### What the exercise asks
Copy each line in the data that includes the word "Santos".

Entries taken from a collection:
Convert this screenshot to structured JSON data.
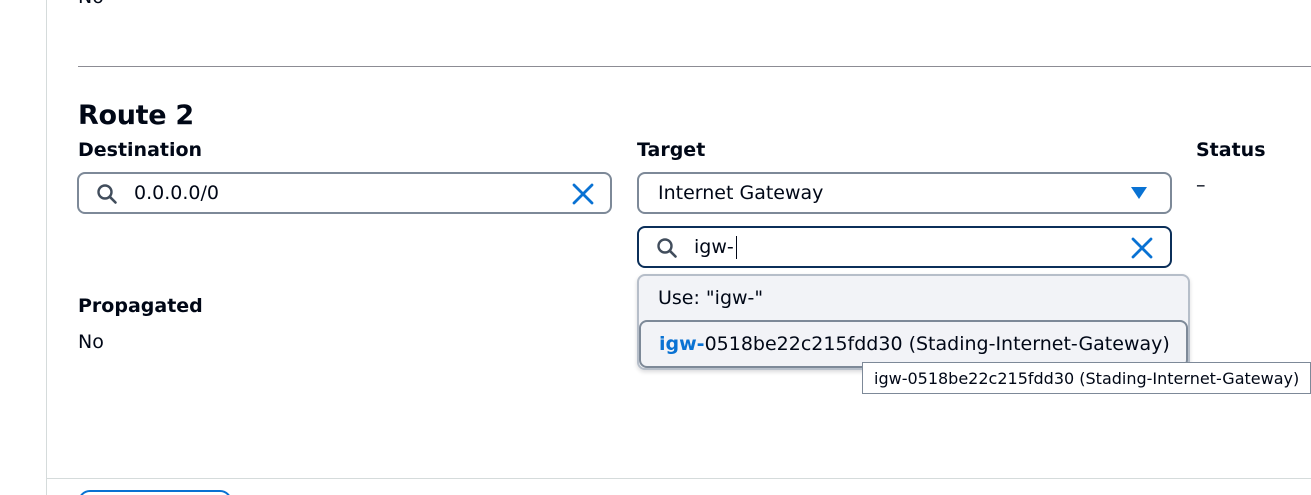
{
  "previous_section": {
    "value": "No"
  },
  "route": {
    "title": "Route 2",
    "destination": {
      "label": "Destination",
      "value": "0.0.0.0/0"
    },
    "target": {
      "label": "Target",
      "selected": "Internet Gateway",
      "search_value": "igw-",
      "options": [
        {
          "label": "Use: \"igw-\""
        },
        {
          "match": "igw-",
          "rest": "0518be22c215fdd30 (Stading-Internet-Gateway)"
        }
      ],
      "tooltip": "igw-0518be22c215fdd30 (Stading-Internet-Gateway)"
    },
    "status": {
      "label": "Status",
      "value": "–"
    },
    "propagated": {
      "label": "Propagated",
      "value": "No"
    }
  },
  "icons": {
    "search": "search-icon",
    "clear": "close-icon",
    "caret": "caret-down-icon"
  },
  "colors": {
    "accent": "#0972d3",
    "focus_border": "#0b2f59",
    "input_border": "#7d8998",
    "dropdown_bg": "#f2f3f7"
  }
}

---

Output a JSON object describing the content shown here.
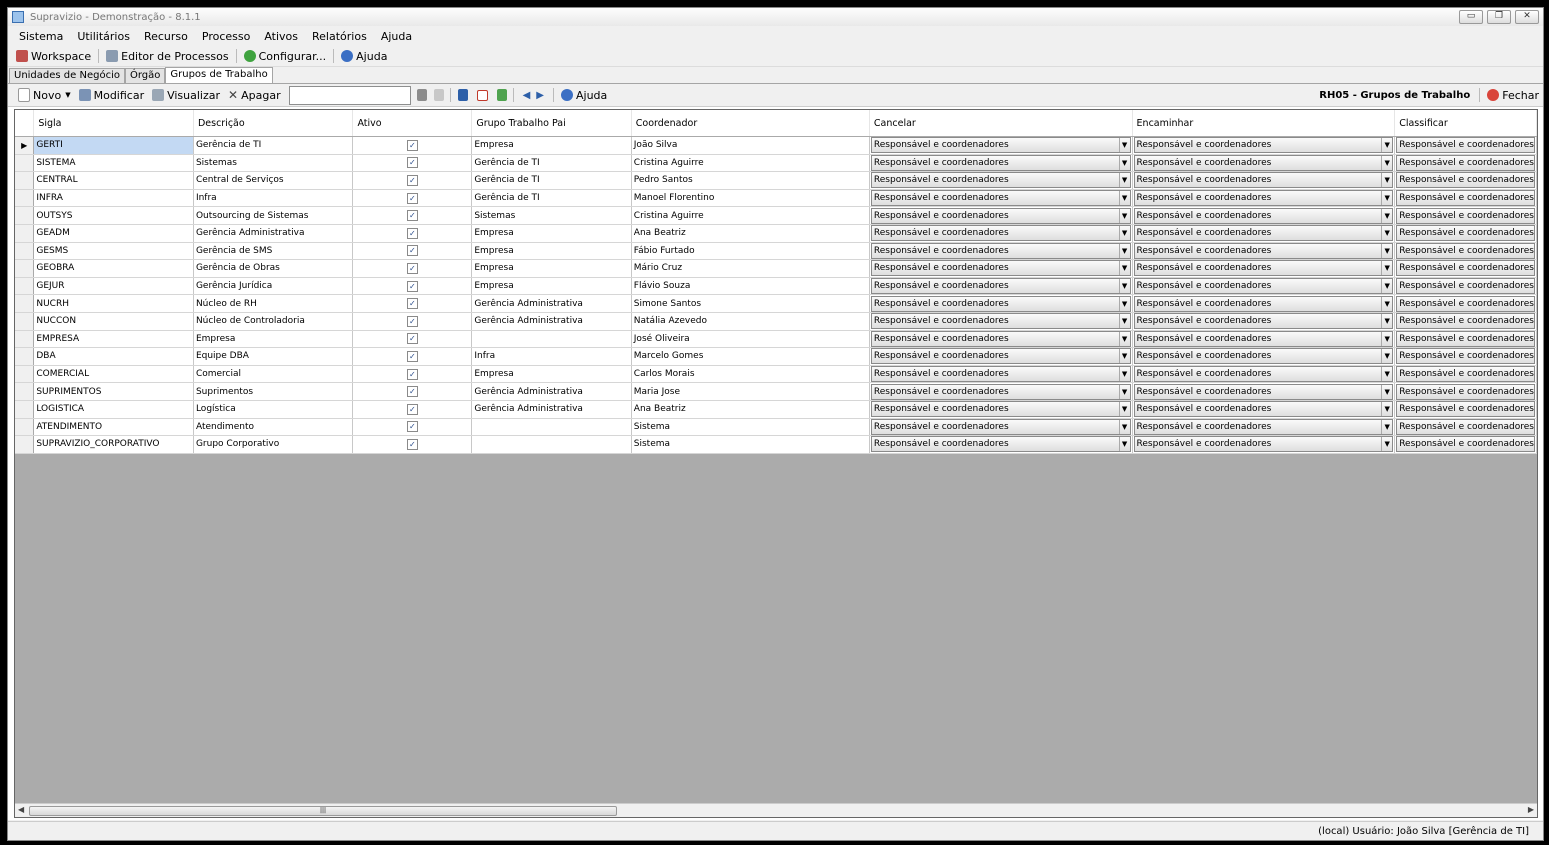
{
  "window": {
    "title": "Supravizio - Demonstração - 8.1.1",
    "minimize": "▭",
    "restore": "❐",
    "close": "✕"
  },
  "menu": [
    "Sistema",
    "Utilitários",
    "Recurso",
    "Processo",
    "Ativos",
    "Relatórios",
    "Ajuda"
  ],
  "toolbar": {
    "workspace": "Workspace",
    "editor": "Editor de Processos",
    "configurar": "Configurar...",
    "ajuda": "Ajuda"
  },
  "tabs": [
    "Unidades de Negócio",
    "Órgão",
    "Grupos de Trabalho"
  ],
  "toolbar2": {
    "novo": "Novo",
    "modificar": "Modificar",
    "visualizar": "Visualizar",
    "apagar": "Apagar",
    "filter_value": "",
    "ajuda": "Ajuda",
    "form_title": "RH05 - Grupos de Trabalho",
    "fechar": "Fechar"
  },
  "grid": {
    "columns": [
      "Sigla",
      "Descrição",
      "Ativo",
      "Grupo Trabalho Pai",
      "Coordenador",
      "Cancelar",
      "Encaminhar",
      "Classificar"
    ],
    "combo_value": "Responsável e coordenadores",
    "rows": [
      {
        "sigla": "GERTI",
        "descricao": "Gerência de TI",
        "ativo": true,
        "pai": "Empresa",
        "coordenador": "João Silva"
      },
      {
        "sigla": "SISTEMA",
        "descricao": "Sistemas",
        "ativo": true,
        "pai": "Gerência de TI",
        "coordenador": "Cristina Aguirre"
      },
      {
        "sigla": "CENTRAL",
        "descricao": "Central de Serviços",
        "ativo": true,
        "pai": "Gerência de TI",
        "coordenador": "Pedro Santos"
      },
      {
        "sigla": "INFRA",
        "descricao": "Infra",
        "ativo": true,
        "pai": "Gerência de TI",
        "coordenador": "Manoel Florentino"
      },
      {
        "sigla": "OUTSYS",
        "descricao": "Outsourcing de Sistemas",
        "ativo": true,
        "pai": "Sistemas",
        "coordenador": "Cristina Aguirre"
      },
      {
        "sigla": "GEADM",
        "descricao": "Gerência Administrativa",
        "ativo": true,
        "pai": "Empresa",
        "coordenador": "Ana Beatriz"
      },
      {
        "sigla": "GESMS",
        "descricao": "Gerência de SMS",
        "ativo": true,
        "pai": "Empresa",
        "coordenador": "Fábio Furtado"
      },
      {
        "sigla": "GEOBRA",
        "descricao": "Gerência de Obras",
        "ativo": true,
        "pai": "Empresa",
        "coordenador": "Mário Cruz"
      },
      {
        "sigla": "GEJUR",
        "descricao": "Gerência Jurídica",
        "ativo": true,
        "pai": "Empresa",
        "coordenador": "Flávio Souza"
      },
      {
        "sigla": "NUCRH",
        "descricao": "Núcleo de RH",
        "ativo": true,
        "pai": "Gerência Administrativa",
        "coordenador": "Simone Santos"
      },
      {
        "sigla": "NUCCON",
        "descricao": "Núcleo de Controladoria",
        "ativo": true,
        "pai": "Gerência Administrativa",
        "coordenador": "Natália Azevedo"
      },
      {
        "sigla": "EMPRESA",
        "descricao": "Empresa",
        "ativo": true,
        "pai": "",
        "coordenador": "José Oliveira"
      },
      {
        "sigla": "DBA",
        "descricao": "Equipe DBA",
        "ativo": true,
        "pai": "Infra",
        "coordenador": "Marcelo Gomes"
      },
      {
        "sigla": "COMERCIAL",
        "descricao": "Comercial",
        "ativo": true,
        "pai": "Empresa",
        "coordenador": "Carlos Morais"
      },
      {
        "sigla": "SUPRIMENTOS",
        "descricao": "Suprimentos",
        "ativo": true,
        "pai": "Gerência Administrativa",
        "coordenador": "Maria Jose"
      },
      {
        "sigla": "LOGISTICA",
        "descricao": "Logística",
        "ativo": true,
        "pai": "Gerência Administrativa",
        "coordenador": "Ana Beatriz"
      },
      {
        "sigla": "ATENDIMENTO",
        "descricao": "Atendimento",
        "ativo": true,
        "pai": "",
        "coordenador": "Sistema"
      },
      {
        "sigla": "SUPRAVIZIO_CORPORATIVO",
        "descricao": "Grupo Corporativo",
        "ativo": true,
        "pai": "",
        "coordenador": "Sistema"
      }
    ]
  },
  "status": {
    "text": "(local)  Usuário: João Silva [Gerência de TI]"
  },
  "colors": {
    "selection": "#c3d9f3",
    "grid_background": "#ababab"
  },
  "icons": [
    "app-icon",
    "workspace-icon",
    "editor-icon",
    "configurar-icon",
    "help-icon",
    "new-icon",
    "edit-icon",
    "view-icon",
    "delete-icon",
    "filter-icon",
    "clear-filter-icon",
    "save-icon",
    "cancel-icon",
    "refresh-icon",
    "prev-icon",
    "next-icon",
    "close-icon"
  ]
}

* * *

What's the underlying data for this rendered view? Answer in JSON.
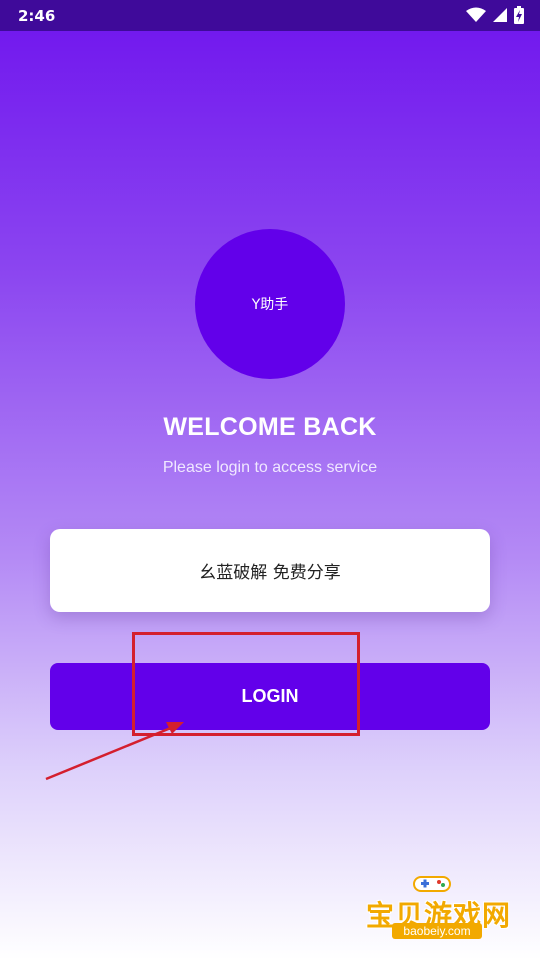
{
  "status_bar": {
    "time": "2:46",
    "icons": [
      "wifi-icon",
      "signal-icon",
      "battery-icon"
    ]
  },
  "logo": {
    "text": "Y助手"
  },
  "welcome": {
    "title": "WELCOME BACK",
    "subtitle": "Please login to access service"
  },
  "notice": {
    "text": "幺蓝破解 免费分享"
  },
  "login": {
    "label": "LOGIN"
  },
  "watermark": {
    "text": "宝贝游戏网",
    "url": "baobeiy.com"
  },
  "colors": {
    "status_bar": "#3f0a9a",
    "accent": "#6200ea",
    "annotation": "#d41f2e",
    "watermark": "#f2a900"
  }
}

### Output of the exercise
        "coordenador": "Pedro Santos"
        "coordenador": "Simone Santos"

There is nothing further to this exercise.